Exercise
List every line below containing "ylabel".
__________________________________________________
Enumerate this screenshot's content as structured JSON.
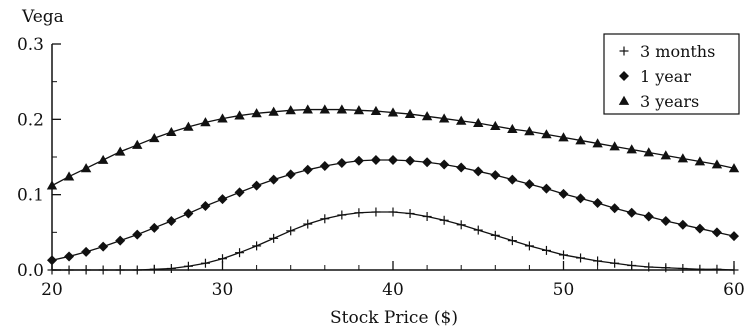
{
  "chart_data": {
    "type": "line",
    "title": "",
    "xlabel": "Stock Price ($)",
    "ylabel": "Vega",
    "xlim": [
      20,
      60
    ],
    "ylim": [
      0,
      0.3
    ],
    "xticks": [
      20,
      30,
      40,
      50,
      60
    ],
    "xtick_labels": [
      "20",
      "30",
      "40",
      "50",
      "60"
    ],
    "yticks": [
      0,
      0.1,
      0.2,
      0.3
    ],
    "ytick_labels": [
      "0.0",
      "0.1",
      "0.2",
      "0.3"
    ],
    "grid": false,
    "legend_position": "top-right",
    "series": [
      {
        "name": "3 months",
        "marker": "plus",
        "x": [
          20,
          21,
          22,
          23,
          24,
          25,
          26,
          27,
          28,
          29,
          30,
          31,
          32,
          33,
          34,
          35,
          36,
          37,
          38,
          39,
          40,
          41,
          42,
          43,
          44,
          45,
          46,
          47,
          48,
          49,
          50,
          51,
          52,
          53,
          54,
          55,
          56,
          57,
          58,
          59,
          60
        ],
        "values": [
          0.0,
          0.0,
          0.0,
          0.0,
          0.0,
          0.0,
          0.001,
          0.002,
          0.005,
          0.009,
          0.015,
          0.023,
          0.032,
          0.042,
          0.052,
          0.061,
          0.068,
          0.073,
          0.076,
          0.077,
          0.077,
          0.075,
          0.071,
          0.066,
          0.06,
          0.053,
          0.046,
          0.039,
          0.032,
          0.026,
          0.02,
          0.016,
          0.012,
          0.009,
          0.006,
          0.004,
          0.003,
          0.002,
          0.001,
          0.001,
          0.0
        ]
      },
      {
        "name": "1 year",
        "marker": "diamond",
        "x": [
          20,
          21,
          22,
          23,
          24,
          25,
          26,
          27,
          28,
          29,
          30,
          31,
          32,
          33,
          34,
          35,
          36,
          37,
          38,
          39,
          40,
          41,
          42,
          43,
          44,
          45,
          46,
          47,
          48,
          49,
          50,
          51,
          52,
          53,
          54,
          55,
          56,
          57,
          58,
          59,
          60
        ],
        "values": [
          0.013,
          0.018,
          0.024,
          0.031,
          0.039,
          0.047,
          0.056,
          0.065,
          0.075,
          0.085,
          0.094,
          0.103,
          0.112,
          0.12,
          0.127,
          0.133,
          0.138,
          0.142,
          0.145,
          0.146,
          0.146,
          0.145,
          0.143,
          0.14,
          0.136,
          0.131,
          0.126,
          0.12,
          0.114,
          0.108,
          0.101,
          0.095,
          0.089,
          0.082,
          0.076,
          0.071,
          0.065,
          0.06,
          0.055,
          0.05,
          0.045
        ]
      },
      {
        "name": "3 years",
        "marker": "triangle",
        "x": [
          20,
          21,
          22,
          23,
          24,
          25,
          26,
          27,
          28,
          29,
          30,
          31,
          32,
          33,
          34,
          35,
          36,
          37,
          38,
          39,
          40,
          41,
          42,
          43,
          44,
          45,
          46,
          47,
          48,
          49,
          50,
          51,
          52,
          53,
          54,
          55,
          56,
          57,
          58,
          59,
          60
        ],
        "values": [
          0.112,
          0.124,
          0.135,
          0.146,
          0.157,
          0.166,
          0.175,
          0.183,
          0.19,
          0.196,
          0.201,
          0.205,
          0.208,
          0.21,
          0.212,
          0.213,
          0.213,
          0.213,
          0.212,
          0.211,
          0.209,
          0.207,
          0.204,
          0.201,
          0.198,
          0.195,
          0.191,
          0.187,
          0.184,
          0.18,
          0.176,
          0.172,
          0.168,
          0.164,
          0.16,
          0.156,
          0.152,
          0.148,
          0.144,
          0.14,
          0.135
        ]
      }
    ]
  }
}
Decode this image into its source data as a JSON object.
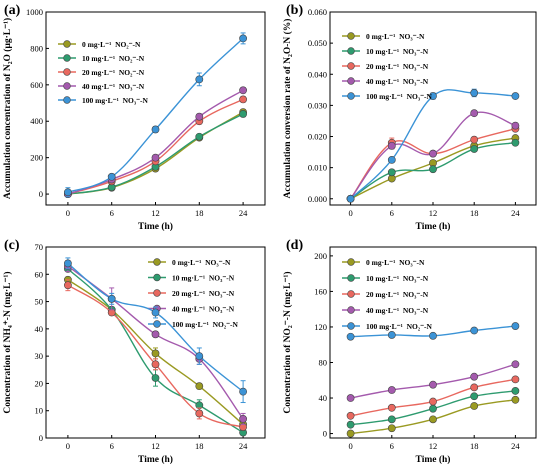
{
  "chart_data": [
    {
      "type": "line",
      "panel_label": "(a)",
      "xlabel": "Time (h)",
      "ylabel": "Accumulation concentration of N₂O (μg·L⁻¹)",
      "x": [
        0,
        6,
        12,
        18,
        24
      ],
      "xticks": [
        "0",
        "6",
        "12",
        "18",
        "24"
      ],
      "ylim": [
        -60,
        1000
      ],
      "yticks": [
        "0",
        "200",
        "400",
        "600",
        "800",
        "1000"
      ],
      "legend_position": "top-left",
      "series": [
        {
          "name": "0 mg·L⁻¹  NO₂⁻-N",
          "color": "#9a9a22",
          "values": [
            0,
            35,
            140,
            310,
            450
          ],
          "err": [
            5,
            5,
            10,
            10,
            15
          ]
        },
        {
          "name": "10 mg·L⁻¹  NO₂⁻-N",
          "color": "#2e9b6f",
          "values": [
            0,
            38,
            150,
            315,
            440
          ],
          "err": [
            5,
            5,
            10,
            10,
            15
          ]
        },
        {
          "name": "20 mg·L⁻¹  NO₂⁻-N",
          "color": "#e8685f",
          "values": [
            0,
            70,
            180,
            400,
            520
          ],
          "err": [
            5,
            8,
            10,
            15,
            15
          ]
        },
        {
          "name": "40 mg·L⁻¹  NO₃⁻-N",
          "color": "#a45aad",
          "values": [
            0,
            80,
            200,
            425,
            570
          ],
          "err": [
            5,
            8,
            10,
            15,
            15
          ]
        },
        {
          "name": "100 mg·L⁻¹  NO₃⁻-N",
          "color": "#3b93d6",
          "values": [
            10,
            95,
            355,
            630,
            855
          ],
          "err": [
            25,
            10,
            15,
            35,
            30
          ]
        }
      ]
    },
    {
      "type": "line",
      "panel_label": "(b)",
      "xlabel": "Time (h)",
      "ylabel": "Accumulation conversion rate of N₂O-N (%)",
      "x": [
        0,
        6,
        12,
        18,
        24
      ],
      "xticks": [
        "0",
        "6",
        "12",
        "18",
        "24"
      ],
      "ylim": [
        -0.002,
        0.06
      ],
      "yticks": [
        "0.000",
        "0.010",
        "0.020",
        "0.030",
        "0.040",
        "0.050",
        "0.060"
      ],
      "legend_position": "top-left",
      "series": [
        {
          "name": "0 mg·L⁻¹  NO₃⁻-N",
          "color": "#9a9a22",
          "values": [
            0,
            0.0065,
            0.0115,
            0.017,
            0.0195
          ],
          "err": [
            0.0005,
            0.0005,
            0.0005,
            0.0006,
            0.0006
          ]
        },
        {
          "name": "10 mg·L⁻¹  NO₃⁻-N",
          "color": "#2e9b6f",
          "values": [
            0,
            0.0085,
            0.0095,
            0.016,
            0.018
          ],
          "err": [
            0.0005,
            0.0005,
            0.0005,
            0.0006,
            0.0006
          ]
        },
        {
          "name": "20 mg·L⁻¹  NO₃⁻-N",
          "color": "#e8685f",
          "values": [
            0,
            0.018,
            0.0145,
            0.019,
            0.0225
          ],
          "err": [
            0.0005,
            0.0015,
            0.0006,
            0.0006,
            0.0007
          ]
        },
        {
          "name": "40 mg·L⁻¹  NO₃⁻-N",
          "color": "#a45aad",
          "values": [
            0,
            0.017,
            0.0145,
            0.0275,
            0.0235
          ],
          "err": [
            0.0005,
            0.001,
            0.0006,
            0.0006,
            0.0008
          ]
        },
        {
          "name": "100 mg·L⁻¹  NO₃⁻-N",
          "color": "#3b93d6",
          "values": [
            0,
            0.0125,
            0.033,
            0.034,
            0.033
          ],
          "err": [
            0.0005,
            0.0008,
            0.001,
            0.0012,
            0.0006
          ]
        }
      ]
    },
    {
      "type": "line",
      "panel_label": "(c)",
      "xlabel": "Time (h)",
      "ylabel": "Concentration of NH₄⁺-N (mg·L⁻¹)",
      "x": [
        0,
        6,
        12,
        18,
        24
      ],
      "xticks": [
        "0",
        "6",
        "12",
        "18",
        "24"
      ],
      "ylim": [
        0,
        70
      ],
      "yticks": [
        "0",
        "10",
        "20",
        "30",
        "40",
        "50",
        "60",
        "70"
      ],
      "legend_position": "top-right",
      "series": [
        {
          "name": "0 mg·L⁻¹  NO₃⁻-N",
          "color": "#9a9a22",
          "values": [
            58,
            47,
            31,
            19,
            5
          ],
          "err": [
            1,
            1,
            2,
            1,
            1
          ]
        },
        {
          "name": "10 mg·L⁻¹  NO₃⁻-N",
          "color": "#2e9b6f",
          "values": [
            62,
            47,
            22,
            12,
            2
          ],
          "err": [
            1,
            1,
            3,
            2,
            1
          ]
        },
        {
          "name": "20 mg·L⁻¹  NO₃⁻-N",
          "color": "#e8685f",
          "values": [
            56,
            46,
            27,
            9,
            4
          ],
          "err": [
            2,
            1,
            2,
            2,
            1
          ]
        },
        {
          "name": "40 mg·L⁻¹  NO₃⁻-N",
          "color": "#a45aad",
          "values": [
            63,
            51,
            38,
            29,
            7
          ],
          "err": [
            2,
            4,
            1,
            2,
            2
          ]
        },
        {
          "name": "100 mg·L⁻¹  NO₂⁻-N",
          "color": "#3b93d6",
          "values": [
            64,
            51,
            46,
            30,
            17
          ],
          "err": [
            2,
            2,
            2,
            3,
            4
          ]
        }
      ]
    },
    {
      "type": "line",
      "panel_label": "(d)",
      "xlabel": "Time (h)",
      "ylabel": "Concentration of NO₂⁻-N (mg·L⁻¹)",
      "x": [
        0,
        6,
        12,
        18,
        24
      ],
      "xticks": [
        "0",
        "6",
        "12",
        "18",
        "24"
      ],
      "ylim": [
        -5,
        210
      ],
      "yticks": [
        "0",
        "40",
        "80",
        "120",
        "160",
        "200"
      ],
      "legend_position": "top-left",
      "series": [
        {
          "name": "0 mg·L⁻¹  NO₃⁻-N",
          "color": "#9a9a22",
          "values": [
            0,
            6,
            16,
            31,
            38
          ],
          "err": [
            1,
            1,
            1,
            1,
            1
          ]
        },
        {
          "name": "10 mg·L⁻¹  NO₃⁻-N",
          "color": "#2e9b6f",
          "values": [
            10,
            16,
            28,
            42,
            48
          ],
          "err": [
            1,
            1,
            1,
            1,
            1
          ]
        },
        {
          "name": "20 mg·L⁻¹  NO₃⁻-N",
          "color": "#e8685f",
          "values": [
            20,
            29,
            36,
            52,
            61
          ],
          "err": [
            1,
            1,
            1,
            1,
            1
          ]
        },
        {
          "name": "40 mg·L⁻¹  NO₃⁻-N",
          "color": "#a45aad",
          "values": [
            40,
            49,
            55,
            64,
            78
          ],
          "err": [
            1,
            1,
            1,
            1,
            2
          ]
        },
        {
          "name": "100 mg·L⁻¹  NO₂⁻-N",
          "color": "#3b93d6",
          "values": [
            109,
            111,
            110,
            116,
            121
          ],
          "err": [
            1,
            1,
            1,
            1,
            1
          ]
        }
      ]
    }
  ]
}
__________________________________________________
Completed task
    "ylabel": "Vega",
      "ylabel": "Accumulation concentration of N₂O (μg·L⁻¹)",
      "ylabel": "Accumulation conversion rate of N₂O-N (%)",
      "ylabel": "Concentration of NH₄⁺-N (mg·L⁻¹)",
      "ylabel": "Concentration of NO₂⁻-N (mg·L⁻¹)",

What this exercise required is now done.